[Dataset items]
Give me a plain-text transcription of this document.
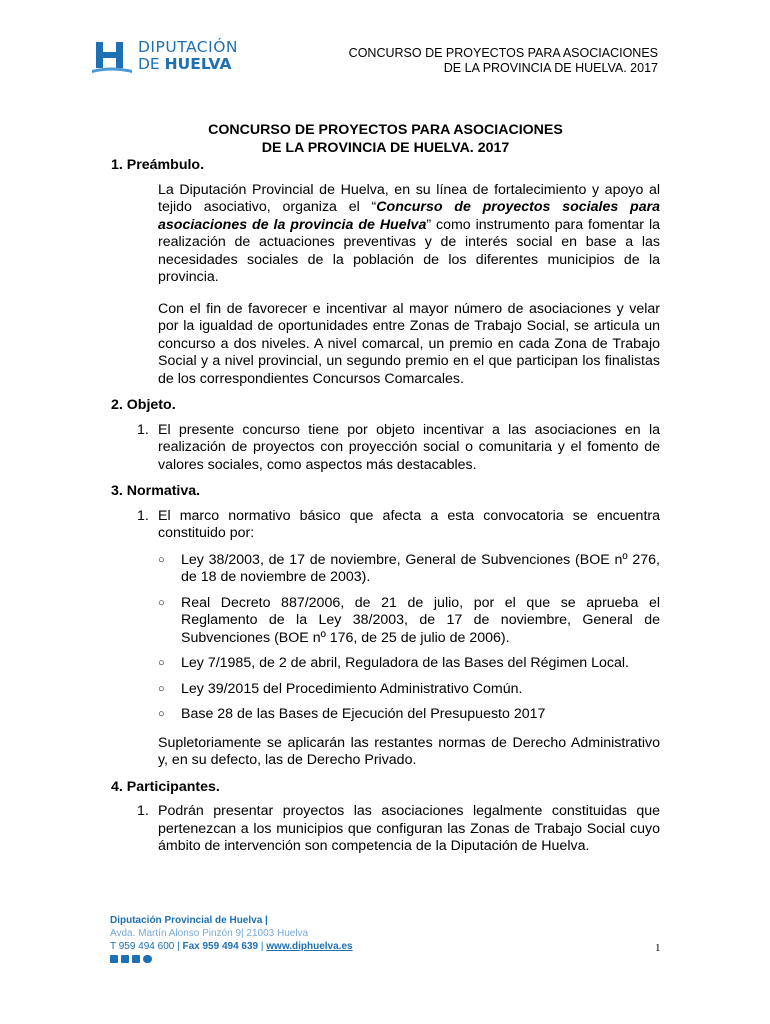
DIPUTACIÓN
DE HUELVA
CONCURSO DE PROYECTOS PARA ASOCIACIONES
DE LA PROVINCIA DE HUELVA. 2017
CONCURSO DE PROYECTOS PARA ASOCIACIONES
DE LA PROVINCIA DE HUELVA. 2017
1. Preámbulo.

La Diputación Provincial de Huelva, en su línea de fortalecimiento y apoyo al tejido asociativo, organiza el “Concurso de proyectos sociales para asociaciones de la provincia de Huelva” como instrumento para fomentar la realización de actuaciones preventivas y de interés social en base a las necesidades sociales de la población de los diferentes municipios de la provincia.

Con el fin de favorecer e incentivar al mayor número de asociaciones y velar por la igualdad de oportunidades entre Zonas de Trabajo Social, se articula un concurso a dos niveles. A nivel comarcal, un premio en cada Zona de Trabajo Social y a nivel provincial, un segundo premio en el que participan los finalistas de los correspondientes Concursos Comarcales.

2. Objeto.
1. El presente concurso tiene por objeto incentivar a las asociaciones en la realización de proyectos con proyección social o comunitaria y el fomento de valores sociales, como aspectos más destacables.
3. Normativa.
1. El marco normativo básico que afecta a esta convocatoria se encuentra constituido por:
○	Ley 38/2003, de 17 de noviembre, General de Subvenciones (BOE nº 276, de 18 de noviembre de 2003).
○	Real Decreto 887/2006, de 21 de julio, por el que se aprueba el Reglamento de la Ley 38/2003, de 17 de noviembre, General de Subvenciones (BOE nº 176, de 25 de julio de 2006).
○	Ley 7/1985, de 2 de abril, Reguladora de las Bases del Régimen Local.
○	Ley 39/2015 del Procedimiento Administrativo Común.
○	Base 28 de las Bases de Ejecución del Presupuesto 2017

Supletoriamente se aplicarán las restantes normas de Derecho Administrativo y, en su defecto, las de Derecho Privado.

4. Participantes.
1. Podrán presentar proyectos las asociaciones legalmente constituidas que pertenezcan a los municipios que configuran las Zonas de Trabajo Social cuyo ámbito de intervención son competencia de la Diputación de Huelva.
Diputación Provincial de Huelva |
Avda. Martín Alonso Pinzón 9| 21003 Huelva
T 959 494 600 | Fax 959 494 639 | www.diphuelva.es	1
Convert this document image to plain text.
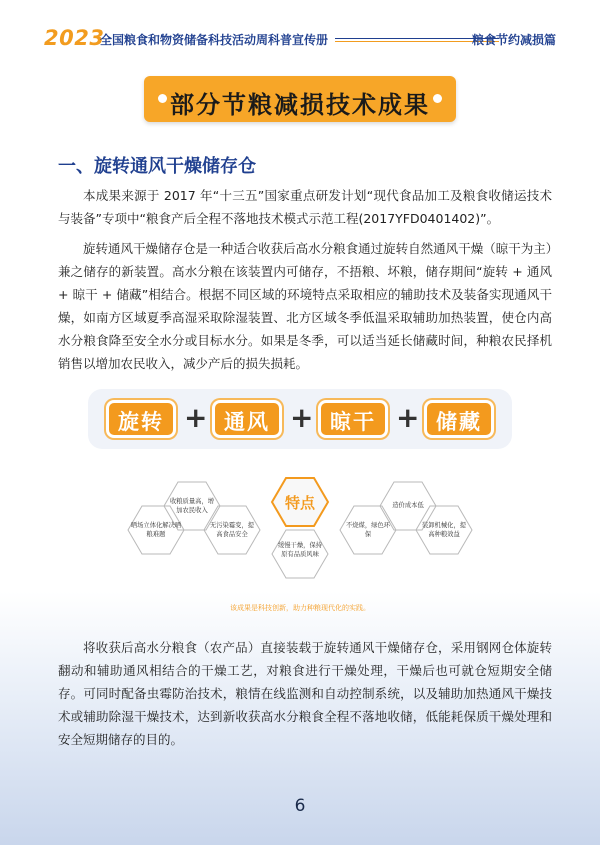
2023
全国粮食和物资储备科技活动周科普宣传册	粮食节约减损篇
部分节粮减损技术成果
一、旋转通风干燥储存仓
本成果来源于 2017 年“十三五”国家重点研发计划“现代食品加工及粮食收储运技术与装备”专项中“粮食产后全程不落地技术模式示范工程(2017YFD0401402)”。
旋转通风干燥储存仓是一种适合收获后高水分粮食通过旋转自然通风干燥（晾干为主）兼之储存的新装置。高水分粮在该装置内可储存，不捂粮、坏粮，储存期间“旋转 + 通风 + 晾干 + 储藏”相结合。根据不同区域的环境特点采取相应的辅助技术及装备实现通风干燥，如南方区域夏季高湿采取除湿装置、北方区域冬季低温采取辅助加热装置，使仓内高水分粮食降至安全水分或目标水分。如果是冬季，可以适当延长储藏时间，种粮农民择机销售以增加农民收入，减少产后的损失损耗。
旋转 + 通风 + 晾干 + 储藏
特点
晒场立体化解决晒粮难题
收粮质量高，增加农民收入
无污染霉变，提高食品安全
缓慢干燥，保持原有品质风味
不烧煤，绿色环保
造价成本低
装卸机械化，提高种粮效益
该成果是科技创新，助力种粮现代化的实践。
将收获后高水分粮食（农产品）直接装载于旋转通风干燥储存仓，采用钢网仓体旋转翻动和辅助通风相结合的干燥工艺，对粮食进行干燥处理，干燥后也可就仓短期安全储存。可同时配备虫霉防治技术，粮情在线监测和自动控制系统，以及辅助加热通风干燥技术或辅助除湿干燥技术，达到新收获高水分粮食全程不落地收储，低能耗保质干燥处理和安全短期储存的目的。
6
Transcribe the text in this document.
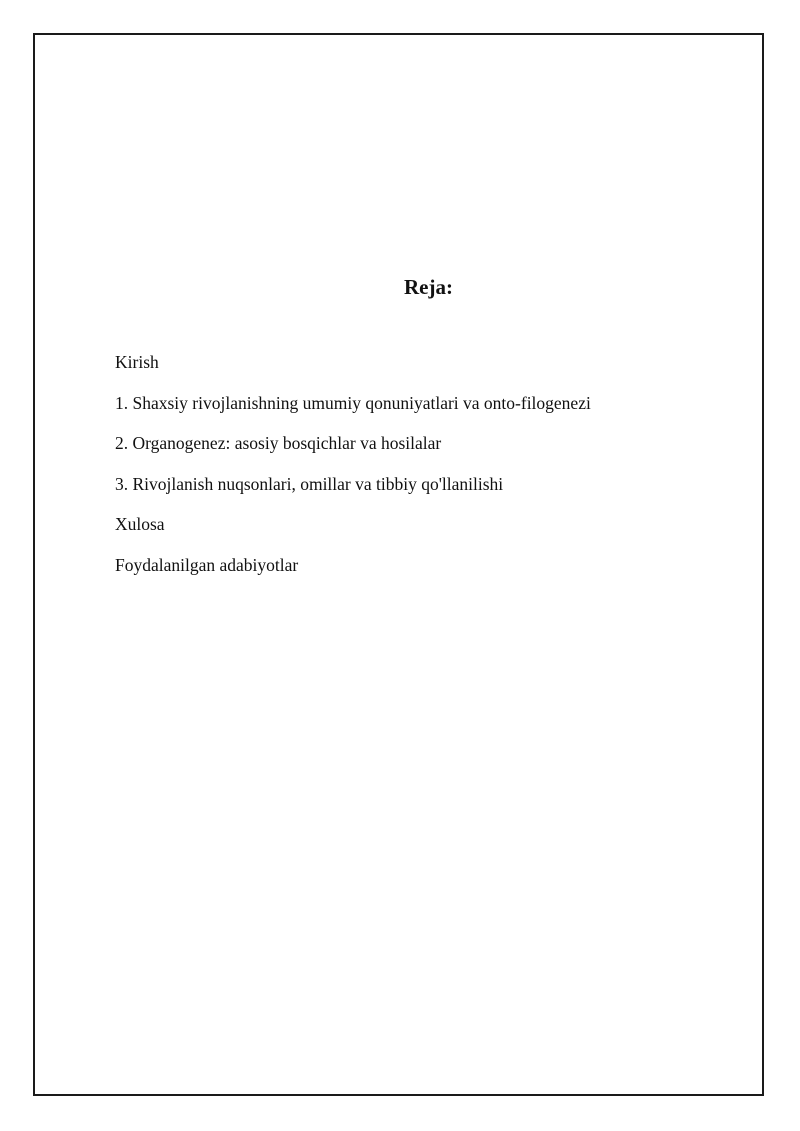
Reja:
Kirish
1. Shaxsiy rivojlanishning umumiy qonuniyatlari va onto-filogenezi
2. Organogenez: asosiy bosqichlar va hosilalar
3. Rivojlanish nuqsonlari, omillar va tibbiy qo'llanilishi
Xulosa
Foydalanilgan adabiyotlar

**Required work:** Check each line of the records for "Zonas" and copy the ones that contain it.

**Output of the task:**
Con el fin de favorecer e incentivar al mayor número de asociaciones y velar por la igualdad de oportunidades entre Zonas de Trabajo Social, se articula un concurso a dos niveles. A nivel comarcal, un premio en cada Zona de Trabajo Social y a nivel provincial, un segundo premio en el que participan los finalistas de los correspondientes Concursos Comarcales.
1. Podrán presentar proyectos las asociaciones legalmente constituidas que pertenezcan a los municipios que configuran las Zonas de Trabajo Social cuyo ámbito de intervención son competencia de la Diputación de Huelva.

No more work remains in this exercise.